▸ Input rows

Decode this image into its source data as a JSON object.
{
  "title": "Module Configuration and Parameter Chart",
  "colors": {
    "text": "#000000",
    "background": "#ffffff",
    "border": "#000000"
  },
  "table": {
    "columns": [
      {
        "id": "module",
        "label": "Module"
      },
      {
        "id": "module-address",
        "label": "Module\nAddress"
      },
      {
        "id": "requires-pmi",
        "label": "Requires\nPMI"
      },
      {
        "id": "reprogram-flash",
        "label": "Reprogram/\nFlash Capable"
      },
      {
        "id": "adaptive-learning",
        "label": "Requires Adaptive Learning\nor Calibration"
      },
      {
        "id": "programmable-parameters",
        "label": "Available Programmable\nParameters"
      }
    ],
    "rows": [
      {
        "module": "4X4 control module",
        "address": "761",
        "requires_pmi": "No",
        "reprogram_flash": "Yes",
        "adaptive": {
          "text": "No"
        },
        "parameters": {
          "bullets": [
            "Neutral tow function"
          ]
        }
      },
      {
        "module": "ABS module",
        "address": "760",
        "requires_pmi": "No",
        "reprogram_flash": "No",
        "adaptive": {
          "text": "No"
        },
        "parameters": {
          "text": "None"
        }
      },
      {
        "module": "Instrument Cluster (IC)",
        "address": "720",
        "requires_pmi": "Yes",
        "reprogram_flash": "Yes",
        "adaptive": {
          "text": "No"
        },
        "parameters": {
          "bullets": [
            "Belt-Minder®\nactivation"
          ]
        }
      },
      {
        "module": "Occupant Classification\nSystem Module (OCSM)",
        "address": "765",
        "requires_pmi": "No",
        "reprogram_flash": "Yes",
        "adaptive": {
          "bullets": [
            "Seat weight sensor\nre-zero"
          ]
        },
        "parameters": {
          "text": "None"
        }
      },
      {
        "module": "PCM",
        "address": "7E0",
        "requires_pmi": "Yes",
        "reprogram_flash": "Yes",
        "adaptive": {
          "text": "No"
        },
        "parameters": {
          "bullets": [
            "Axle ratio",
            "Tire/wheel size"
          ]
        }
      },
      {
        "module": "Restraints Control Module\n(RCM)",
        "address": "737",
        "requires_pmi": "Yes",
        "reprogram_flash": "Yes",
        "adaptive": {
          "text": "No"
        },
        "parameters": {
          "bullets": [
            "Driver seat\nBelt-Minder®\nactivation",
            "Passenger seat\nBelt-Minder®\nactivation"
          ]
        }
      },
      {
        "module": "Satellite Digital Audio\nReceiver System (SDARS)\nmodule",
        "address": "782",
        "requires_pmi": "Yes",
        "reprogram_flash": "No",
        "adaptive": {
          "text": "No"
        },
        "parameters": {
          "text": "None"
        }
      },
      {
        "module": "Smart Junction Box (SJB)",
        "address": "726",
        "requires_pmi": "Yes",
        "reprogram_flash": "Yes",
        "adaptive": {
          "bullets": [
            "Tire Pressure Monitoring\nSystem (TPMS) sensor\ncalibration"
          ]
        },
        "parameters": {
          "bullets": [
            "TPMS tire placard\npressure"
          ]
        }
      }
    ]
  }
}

---

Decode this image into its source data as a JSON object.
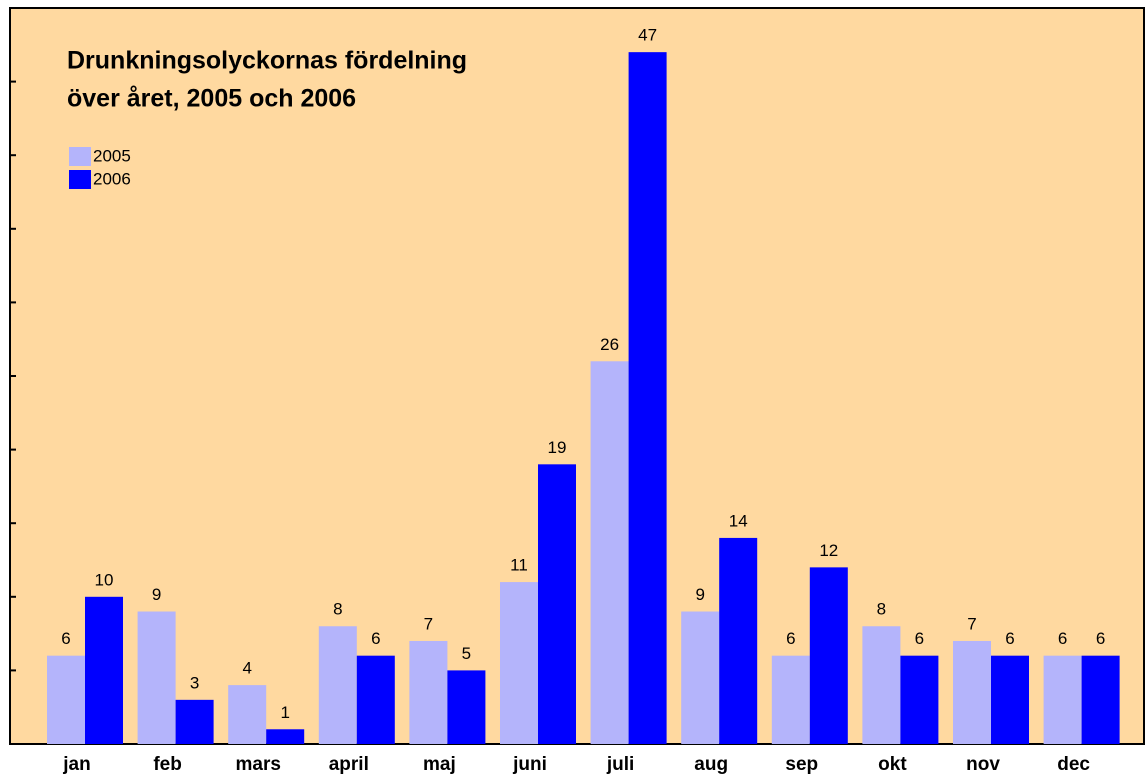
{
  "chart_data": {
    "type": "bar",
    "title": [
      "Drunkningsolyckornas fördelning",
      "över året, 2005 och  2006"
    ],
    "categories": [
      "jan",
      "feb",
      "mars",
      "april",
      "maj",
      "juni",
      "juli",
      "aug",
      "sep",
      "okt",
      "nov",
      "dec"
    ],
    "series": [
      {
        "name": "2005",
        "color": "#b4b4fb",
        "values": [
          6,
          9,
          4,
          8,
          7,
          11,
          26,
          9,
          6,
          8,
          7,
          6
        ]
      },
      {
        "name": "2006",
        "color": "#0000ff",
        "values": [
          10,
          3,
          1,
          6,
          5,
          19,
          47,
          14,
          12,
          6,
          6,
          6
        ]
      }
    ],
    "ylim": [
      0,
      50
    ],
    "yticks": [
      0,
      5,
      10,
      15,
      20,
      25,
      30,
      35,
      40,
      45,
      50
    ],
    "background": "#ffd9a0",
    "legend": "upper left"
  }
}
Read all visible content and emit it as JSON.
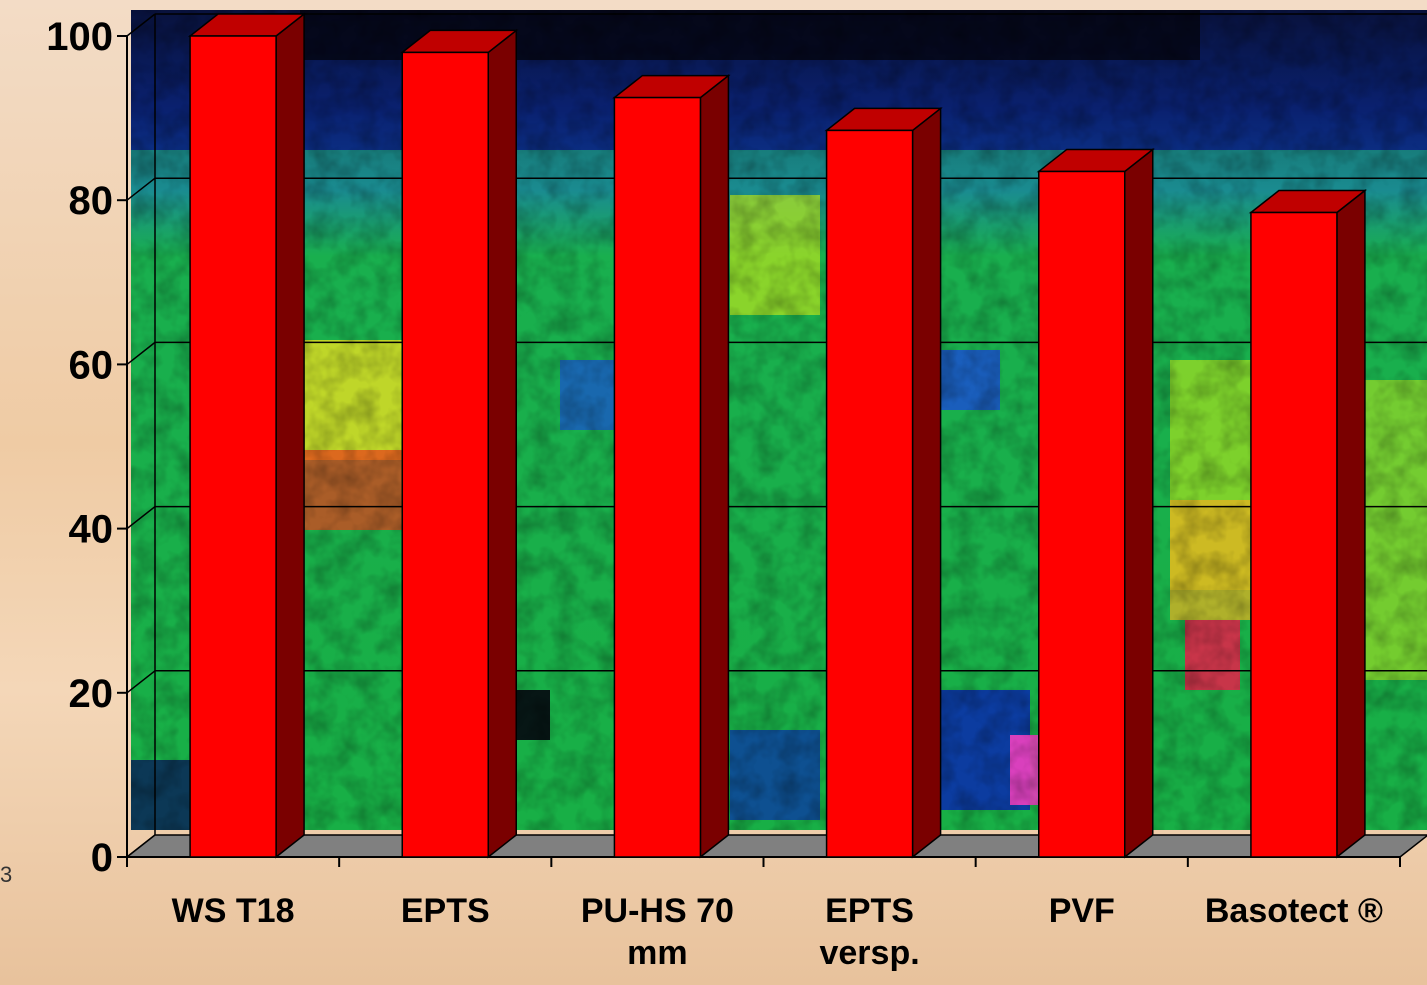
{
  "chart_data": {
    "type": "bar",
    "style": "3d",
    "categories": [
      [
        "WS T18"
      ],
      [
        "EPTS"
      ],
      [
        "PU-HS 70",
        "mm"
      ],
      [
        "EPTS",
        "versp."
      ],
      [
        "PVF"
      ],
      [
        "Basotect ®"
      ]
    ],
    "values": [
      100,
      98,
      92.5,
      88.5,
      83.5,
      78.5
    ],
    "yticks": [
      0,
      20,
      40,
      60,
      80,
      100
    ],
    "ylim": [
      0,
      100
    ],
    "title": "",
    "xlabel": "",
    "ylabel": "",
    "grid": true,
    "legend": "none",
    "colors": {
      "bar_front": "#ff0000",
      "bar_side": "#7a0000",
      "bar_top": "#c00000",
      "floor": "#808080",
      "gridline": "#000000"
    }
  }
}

--

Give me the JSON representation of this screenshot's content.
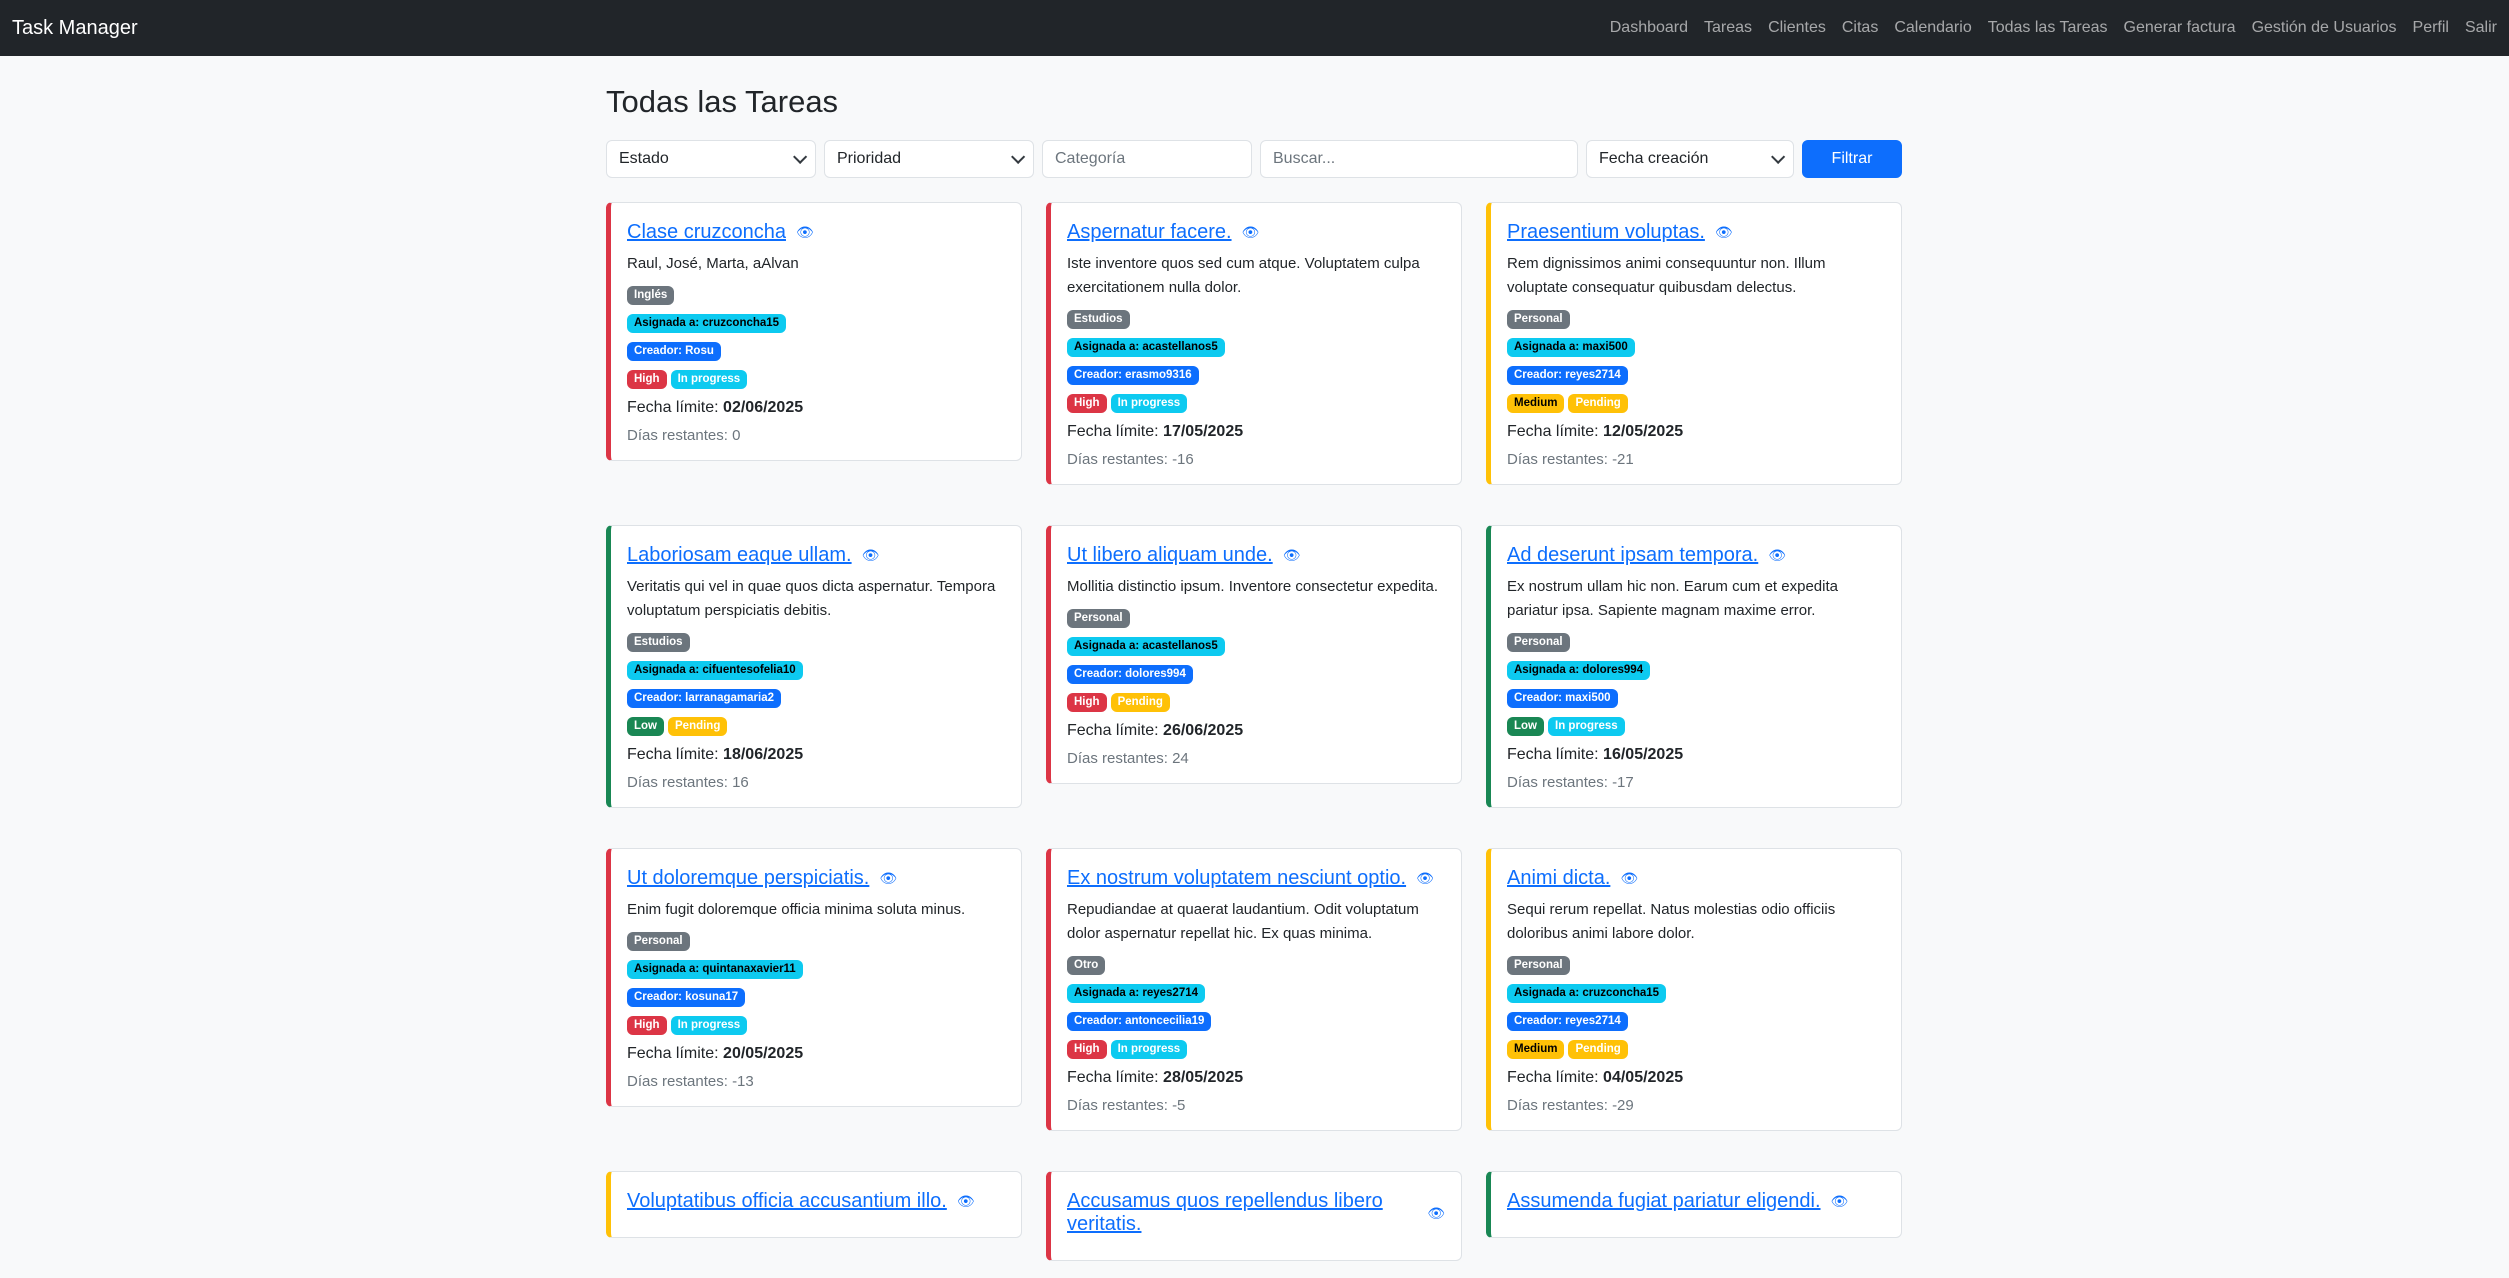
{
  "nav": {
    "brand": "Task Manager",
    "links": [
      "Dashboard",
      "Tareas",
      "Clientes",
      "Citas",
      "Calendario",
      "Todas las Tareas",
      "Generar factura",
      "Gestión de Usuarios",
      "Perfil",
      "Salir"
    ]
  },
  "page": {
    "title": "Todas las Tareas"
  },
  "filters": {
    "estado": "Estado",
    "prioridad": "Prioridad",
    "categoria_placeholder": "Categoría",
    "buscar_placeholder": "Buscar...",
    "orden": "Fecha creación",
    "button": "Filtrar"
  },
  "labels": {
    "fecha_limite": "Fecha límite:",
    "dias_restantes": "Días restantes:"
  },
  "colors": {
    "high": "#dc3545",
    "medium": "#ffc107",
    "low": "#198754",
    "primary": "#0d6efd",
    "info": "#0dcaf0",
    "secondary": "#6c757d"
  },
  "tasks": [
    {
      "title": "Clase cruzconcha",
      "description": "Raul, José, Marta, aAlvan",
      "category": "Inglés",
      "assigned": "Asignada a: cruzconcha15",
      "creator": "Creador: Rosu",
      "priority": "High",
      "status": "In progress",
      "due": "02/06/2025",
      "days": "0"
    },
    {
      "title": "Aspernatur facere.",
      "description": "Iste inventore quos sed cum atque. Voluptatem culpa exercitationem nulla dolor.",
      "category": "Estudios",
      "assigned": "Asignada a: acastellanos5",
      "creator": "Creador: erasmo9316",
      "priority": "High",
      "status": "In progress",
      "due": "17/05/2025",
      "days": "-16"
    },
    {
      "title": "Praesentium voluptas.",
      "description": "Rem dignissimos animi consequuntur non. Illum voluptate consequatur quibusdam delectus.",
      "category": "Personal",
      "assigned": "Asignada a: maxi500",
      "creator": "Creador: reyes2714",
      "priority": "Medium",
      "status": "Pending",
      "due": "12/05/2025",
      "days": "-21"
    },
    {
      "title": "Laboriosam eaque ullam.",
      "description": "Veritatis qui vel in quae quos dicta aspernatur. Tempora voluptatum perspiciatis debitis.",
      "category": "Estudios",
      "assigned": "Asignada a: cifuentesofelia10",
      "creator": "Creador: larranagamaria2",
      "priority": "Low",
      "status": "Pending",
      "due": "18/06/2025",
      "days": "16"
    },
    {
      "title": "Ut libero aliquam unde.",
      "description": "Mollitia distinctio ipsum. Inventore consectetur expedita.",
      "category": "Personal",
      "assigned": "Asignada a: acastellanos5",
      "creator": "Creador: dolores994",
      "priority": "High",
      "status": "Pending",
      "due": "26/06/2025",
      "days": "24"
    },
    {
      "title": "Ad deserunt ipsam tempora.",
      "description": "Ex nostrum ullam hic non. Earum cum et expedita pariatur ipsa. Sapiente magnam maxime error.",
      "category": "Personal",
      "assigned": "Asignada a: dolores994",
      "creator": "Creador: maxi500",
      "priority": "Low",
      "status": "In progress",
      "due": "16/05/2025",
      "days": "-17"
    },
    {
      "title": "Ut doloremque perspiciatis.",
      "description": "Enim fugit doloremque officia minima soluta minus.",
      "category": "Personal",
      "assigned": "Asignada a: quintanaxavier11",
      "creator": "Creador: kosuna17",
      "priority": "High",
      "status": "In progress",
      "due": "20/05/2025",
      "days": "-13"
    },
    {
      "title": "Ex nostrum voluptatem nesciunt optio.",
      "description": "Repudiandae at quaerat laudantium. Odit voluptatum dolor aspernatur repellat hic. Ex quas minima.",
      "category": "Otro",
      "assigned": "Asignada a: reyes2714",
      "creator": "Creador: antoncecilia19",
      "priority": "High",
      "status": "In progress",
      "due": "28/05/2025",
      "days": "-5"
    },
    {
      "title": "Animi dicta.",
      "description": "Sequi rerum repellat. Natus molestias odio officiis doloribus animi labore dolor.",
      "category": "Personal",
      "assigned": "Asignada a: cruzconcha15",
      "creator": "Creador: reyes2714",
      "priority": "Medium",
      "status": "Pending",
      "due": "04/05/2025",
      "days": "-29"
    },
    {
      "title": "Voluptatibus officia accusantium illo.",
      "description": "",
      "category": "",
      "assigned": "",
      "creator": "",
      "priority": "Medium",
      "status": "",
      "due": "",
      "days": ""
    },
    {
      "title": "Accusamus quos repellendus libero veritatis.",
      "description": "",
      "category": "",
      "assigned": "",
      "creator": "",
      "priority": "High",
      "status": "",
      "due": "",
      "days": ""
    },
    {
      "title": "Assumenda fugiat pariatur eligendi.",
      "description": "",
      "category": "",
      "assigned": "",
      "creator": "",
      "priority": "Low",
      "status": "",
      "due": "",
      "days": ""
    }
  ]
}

▸ What this task involves
Find each line holding the word "content" and copy it.

▸ Answer to this problem
Read all visible content and emit it as JSON.
Give me the JSON representation of this screenshot's content.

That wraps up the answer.